# Problem statement
Would you set down every entry shown below, precisely as written?

# Exercise input
══════════════════════════════

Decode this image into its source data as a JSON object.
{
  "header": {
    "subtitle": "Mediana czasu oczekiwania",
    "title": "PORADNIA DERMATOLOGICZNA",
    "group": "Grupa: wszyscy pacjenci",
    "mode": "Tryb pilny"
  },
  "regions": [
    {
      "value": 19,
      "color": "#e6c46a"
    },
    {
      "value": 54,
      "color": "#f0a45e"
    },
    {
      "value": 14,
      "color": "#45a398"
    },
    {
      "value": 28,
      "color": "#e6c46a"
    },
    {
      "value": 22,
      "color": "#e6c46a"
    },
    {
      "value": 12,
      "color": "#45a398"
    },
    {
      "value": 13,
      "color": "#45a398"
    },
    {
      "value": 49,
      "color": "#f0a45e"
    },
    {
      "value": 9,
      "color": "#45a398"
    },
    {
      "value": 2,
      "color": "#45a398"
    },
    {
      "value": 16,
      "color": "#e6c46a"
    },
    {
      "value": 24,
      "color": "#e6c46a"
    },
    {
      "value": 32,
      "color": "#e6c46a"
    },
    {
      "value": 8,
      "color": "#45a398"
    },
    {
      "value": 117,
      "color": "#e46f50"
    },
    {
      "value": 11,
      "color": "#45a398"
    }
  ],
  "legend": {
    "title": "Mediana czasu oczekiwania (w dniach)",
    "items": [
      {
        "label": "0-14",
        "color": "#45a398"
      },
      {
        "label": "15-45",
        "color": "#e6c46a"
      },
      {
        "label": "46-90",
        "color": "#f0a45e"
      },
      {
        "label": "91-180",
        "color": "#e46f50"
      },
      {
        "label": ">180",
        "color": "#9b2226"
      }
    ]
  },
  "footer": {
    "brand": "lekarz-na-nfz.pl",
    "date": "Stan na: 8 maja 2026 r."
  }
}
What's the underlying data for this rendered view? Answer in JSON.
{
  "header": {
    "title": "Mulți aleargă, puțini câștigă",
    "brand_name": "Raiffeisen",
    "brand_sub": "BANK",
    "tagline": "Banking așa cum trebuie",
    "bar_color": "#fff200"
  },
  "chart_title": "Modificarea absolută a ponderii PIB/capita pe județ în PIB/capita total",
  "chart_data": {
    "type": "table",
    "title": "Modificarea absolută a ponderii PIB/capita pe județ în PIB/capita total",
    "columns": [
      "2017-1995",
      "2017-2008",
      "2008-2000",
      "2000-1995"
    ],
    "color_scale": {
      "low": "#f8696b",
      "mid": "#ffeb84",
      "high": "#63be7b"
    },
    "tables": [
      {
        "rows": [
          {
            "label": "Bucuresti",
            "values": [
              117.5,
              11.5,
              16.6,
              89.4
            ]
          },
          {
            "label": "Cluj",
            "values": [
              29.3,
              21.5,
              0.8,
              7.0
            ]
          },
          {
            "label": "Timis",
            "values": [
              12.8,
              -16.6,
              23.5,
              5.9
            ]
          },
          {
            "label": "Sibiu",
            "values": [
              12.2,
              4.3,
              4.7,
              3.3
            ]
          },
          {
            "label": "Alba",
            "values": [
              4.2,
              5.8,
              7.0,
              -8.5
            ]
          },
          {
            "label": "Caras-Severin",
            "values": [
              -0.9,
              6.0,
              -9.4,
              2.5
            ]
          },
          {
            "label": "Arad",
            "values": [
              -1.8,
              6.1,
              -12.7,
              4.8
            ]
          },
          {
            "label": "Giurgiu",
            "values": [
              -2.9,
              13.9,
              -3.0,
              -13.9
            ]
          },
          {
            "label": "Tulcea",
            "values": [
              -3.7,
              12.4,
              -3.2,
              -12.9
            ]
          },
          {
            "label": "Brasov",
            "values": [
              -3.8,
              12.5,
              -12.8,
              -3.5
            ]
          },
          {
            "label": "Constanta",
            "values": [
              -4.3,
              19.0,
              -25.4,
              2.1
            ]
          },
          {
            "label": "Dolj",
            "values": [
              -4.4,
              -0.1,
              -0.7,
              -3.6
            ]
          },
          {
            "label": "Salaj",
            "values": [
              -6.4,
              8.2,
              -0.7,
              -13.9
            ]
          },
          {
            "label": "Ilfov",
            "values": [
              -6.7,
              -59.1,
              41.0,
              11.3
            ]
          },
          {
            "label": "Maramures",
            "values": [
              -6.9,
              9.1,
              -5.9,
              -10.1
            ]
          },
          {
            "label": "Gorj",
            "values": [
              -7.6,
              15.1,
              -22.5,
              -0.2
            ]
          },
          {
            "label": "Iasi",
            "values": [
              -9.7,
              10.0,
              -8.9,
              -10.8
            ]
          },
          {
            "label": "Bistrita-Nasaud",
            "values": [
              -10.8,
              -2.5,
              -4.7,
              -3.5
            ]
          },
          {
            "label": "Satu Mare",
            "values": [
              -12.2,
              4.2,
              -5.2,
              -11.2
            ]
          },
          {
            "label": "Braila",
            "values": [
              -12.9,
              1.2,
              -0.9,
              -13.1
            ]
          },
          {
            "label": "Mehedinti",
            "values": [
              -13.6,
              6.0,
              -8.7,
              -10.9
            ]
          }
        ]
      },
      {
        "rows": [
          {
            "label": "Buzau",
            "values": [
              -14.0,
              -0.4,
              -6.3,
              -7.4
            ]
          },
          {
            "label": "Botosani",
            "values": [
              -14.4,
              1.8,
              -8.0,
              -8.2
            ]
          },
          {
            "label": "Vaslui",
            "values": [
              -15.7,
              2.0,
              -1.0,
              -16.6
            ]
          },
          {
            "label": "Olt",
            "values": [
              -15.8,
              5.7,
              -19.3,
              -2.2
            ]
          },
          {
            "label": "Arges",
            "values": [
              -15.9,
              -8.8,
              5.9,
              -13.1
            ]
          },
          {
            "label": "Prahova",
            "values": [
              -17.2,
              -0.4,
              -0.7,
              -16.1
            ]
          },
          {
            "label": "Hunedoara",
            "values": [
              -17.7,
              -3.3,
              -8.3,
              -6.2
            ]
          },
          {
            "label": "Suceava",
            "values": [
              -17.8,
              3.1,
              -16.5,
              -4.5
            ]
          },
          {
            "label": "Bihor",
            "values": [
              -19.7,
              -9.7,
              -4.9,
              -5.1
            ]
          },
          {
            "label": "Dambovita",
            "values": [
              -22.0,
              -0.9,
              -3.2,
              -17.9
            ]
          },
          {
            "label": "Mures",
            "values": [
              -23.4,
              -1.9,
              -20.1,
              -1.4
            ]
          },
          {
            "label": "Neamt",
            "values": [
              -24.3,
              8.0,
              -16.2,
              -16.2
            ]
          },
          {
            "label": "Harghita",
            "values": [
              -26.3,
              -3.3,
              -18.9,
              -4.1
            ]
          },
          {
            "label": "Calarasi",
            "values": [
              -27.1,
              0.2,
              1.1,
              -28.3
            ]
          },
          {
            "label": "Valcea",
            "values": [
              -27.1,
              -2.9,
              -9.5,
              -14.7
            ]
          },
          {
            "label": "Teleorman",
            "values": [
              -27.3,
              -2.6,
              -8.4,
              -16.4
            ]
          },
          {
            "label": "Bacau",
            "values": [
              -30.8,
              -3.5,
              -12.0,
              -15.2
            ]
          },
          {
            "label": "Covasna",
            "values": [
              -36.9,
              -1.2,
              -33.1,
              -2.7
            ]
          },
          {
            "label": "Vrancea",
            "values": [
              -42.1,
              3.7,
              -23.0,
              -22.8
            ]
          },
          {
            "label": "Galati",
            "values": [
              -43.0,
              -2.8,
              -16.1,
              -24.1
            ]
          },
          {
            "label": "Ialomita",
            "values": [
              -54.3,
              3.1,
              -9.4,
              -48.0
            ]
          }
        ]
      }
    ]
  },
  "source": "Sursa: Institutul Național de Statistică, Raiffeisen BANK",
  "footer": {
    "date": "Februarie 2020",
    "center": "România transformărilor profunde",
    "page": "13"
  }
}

══════════════════════════════

# Solution
Decode this image into its source data as a JSON object.
{
  "header": {
    "subtitle": "Mediana czasu oczekiwania",
    "title": "PORADNIA DERMATOLOGICZNA",
    "group": "Grupa: wszyscy pacjenci",
    "mode": "Tryb pilny"
  },
  "regions": [
    {
      "value": 19,
      "color": "#e6c46a"
    },
    {
      "value": 54,
      "color": "#f0a45e"
    },
    {
      "value": 14,
      "color": "#45a398"
    },
    {
      "value": 28,
      "color": "#e6c46a"
    },
    {
      "value": 22,
      "color": "#e6c46a"
    },
    {
      "value": 12,
      "color": "#45a398"
    },
    {
      "value": 13,
      "color": "#45a398"
    },
    {
      "value": 49,
      "color": "#f0a45e"
    },
    {
      "value": 9,
      "color": "#45a398"
    },
    {
      "value": 2,
      "color": "#45a398"
    },
    {
      "value": 16,
      "color": "#e6c46a"
    },
    {
      "value": 24,
      "color": "#e6c46a"
    },
    {
      "value": 32,
      "color": "#e6c46a"
    },
    {
      "value": 8,
      "color": "#45a398"
    },
    {
      "value": 117,
      "color": "#e46f50"
    },
    {
      "value": 11,
      "color": "#45a398"
    }
  ],
  "legend": {
    "title": "Mediana czasu oczekiwania (w dniach)",
    "items": [
      {
        "label": "0-14",
        "color": "#45a398"
      },
      {
        "label": "15-45",
        "color": "#e6c46a"
      },
      {
        "label": "46-90",
        "color": "#f0a45e"
      },
      {
        "label": "91-180",
        "color": "#e46f50"
      },
      {
        "label": ">180",
        "color": "#9b2226"
      }
    ]
  },
  "footer": {
    "brand": "lekarz-na-nfz.pl",
    "date": "Stan na: 8 maja 2026 r."
  }
}
What's the underlying data for this rendered view? Answer in JSON.
{
  "header": {
    "title": "Mulți aleargă, puțini câștigă",
    "brand_name": "Raiffeisen",
    "brand_sub": "BANK",
    "tagline": "Banking așa cum trebuie",
    "bar_color": "#fff200"
  },
  "chart_title": "Modificarea absolută a ponderii PIB/capita pe județ în PIB/capita total",
  "chart_data": {
    "type": "table",
    "title": "Modificarea absolută a ponderii PIB/capita pe județ în PIB/capita total",
    "columns": [
      "2017-1995",
      "2017-2008",
      "2008-2000",
      "2000-1995"
    ],
    "color_scale": {
      "low": "#f8696b",
      "mid": "#ffeb84",
      "high": "#63be7b"
    },
    "tables": [
      {
        "rows": [
          {
            "label": "Bucuresti",
            "values": [
              117.5,
              11.5,
              16.6,
              89.4
            ]
          },
          {
            "label": "Cluj",
            "values": [
              29.3,
              21.5,
              0.8,
              7.0
            ]
          },
          {
            "label": "Timis",
            "values": [
              12.8,
              -16.6,
              23.5,
              5.9
            ]
          },
          {
            "label": "Sibiu",
            "values": [
              12.2,
              4.3,
              4.7,
              3.3
            ]
          },
          {
            "label": "Alba",
            "values": [
              4.2,
              5.8,
              7.0,
              -8.5
            ]
          },
          {
            "label": "Caras-Severin",
            "values": [
              -0.9,
              6.0,
              -9.4,
              2.5
            ]
          },
          {
            "label": "Arad",
            "values": [
              -1.8,
              6.1,
              -12.7,
              4.8
            ]
          },
          {
            "label": "Giurgiu",
            "values": [
              -2.9,
              13.9,
              -3.0,
              -13.9
            ]
          },
          {
            "label": "Tulcea",
            "values": [
              -3.7,
              12.4,
              -3.2,
              -12.9
            ]
          },
          {
            "label": "Brasov",
            "values": [
              -3.8,
              12.5,
              -12.8,
              -3.5
            ]
          },
          {
            "label": "Constanta",
            "values": [
              -4.3,
              19.0,
              -25.4,
              2.1
            ]
          },
          {
            "label": "Dolj",
            "values": [
              -4.4,
              -0.1,
              -0.7,
              -3.6
            ]
          },
          {
            "label": "Salaj",
            "values": [
              -6.4,
              8.2,
              -0.7,
              -13.9
            ]
          },
          {
            "label": "Ilfov",
            "values": [
              -6.7,
              -59.1,
              41.0,
              11.3
            ]
          },
          {
            "label": "Maramures",
            "values": [
              -6.9,
              9.1,
              -5.9,
              -10.1
            ]
          },
          {
            "label": "Gorj",
            "values": [
              -7.6,
              15.1,
              -22.5,
              -0.2
            ]
          },
          {
            "label": "Iasi",
            "values": [
              -9.7,
              10.0,
              -8.9,
              -10.8
            ]
          },
          {
            "label": "Bistrita-Nasaud",
            "values": [
              -10.8,
              -2.5,
              -4.7,
              -3.5
            ]
          },
          {
            "label": "Satu Mare",
            "values": [
              -12.2,
              4.2,
              -5.2,
              -11.2
            ]
          },
          {
            "label": "Braila",
            "values": [
              -12.9,
              1.2,
              -0.9,
              -13.1
            ]
          },
          {
            "label": "Mehedinti",
            "values": [
              -13.6,
              6.0,
              -8.7,
              -10.9
            ]
          }
        ]
      },
      {
        "rows": [
          {
            "label": "Buzau",
            "values": [
              -14.0,
              -0.4,
              -6.3,
              -7.4
            ]
          },
          {
            "label": "Botosani",
            "values": [
              -14.4,
              1.8,
              -8.0,
              -8.2
            ]
          },
          {
            "label": "Vaslui",
            "values": [
              -15.7,
              2.0,
              -1.0,
              -16.6
            ]
          },
          {
            "label": "Olt",
            "values": [
              -15.8,
              5.7,
              -19.3,
              -2.2
            ]
          },
          {
            "label": "Arges",
            "values": [
              -15.9,
              -8.8,
              5.9,
              -13.1
            ]
          },
          {
            "label": "Prahova",
            "values": [
              -17.2,
              -0.4,
              -0.7,
              -16.1
            ]
          },
          {
            "label": "Hunedoara",
            "values": [
              -17.7,
              -3.3,
              -8.3,
              -6.2
            ]
          },
          {
            "label": "Suceava",
            "values": [
              -17.8,
              3.1,
              -16.5,
              -4.5
            ]
          },
          {
            "label": "Bihor",
            "values": [
              -19.7,
              -9.7,
              -4.9,
              -5.1
            ]
          },
          {
            "label": "Dambovita",
            "values": [
              -22.0,
              -0.9,
              -3.2,
              -17.9
            ]
          },
          {
            "label": "Mures",
            "values": [
              -23.4,
              -1.9,
              -20.1,
              -1.4
            ]
          },
          {
            "label": "Neamt",
            "values": [
              -24.3,
              8.0,
              -16.2,
              -16.2
            ]
          },
          {
            "label": "Harghita",
            "values": [
              -26.3,
              -3.3,
              -18.9,
              -4.1
            ]
          },
          {
            "label": "Calarasi",
            "values": [
              -27.1,
              0.2,
              1.1,
              -28.3
            ]
          },
          {
            "label": "Valcea",
            "values": [
              -27.1,
              -2.9,
              -9.5,
              -14.7
            ]
          },
          {
            "label": "Teleorman",
            "values": [
              -27.3,
              -2.6,
              -8.4,
              -16.4
            ]
          },
          {
            "label": "Bacau",
            "values": [
              -30.8,
              -3.5,
              -12.0,
              -15.2
            ]
          },
          {
            "label": "Covasna",
            "values": [
              -36.9,
              -1.2,
              -33.1,
              -2.7
            ]
          },
          {
            "label": "Vrancea",
            "values": [
              -42.1,
              3.7,
              -23.0,
              -22.8
            ]
          },
          {
            "label": "Galati",
            "values": [
              -43.0,
              -2.8,
              -16.1,
              -24.1
            ]
          },
          {
            "label": "Ialomita",
            "values": [
              -54.3,
              3.1,
              -9.4,
              -48.0
            ]
          }
        ]
      }
    ]
  },
  "source": "Sursa: Institutul Național de Statistică, Raiffeisen BANK",
  "footer": {
    "date": "Februarie 2020",
    "center": "România transformărilor profunde",
    "page": "13"
  }
}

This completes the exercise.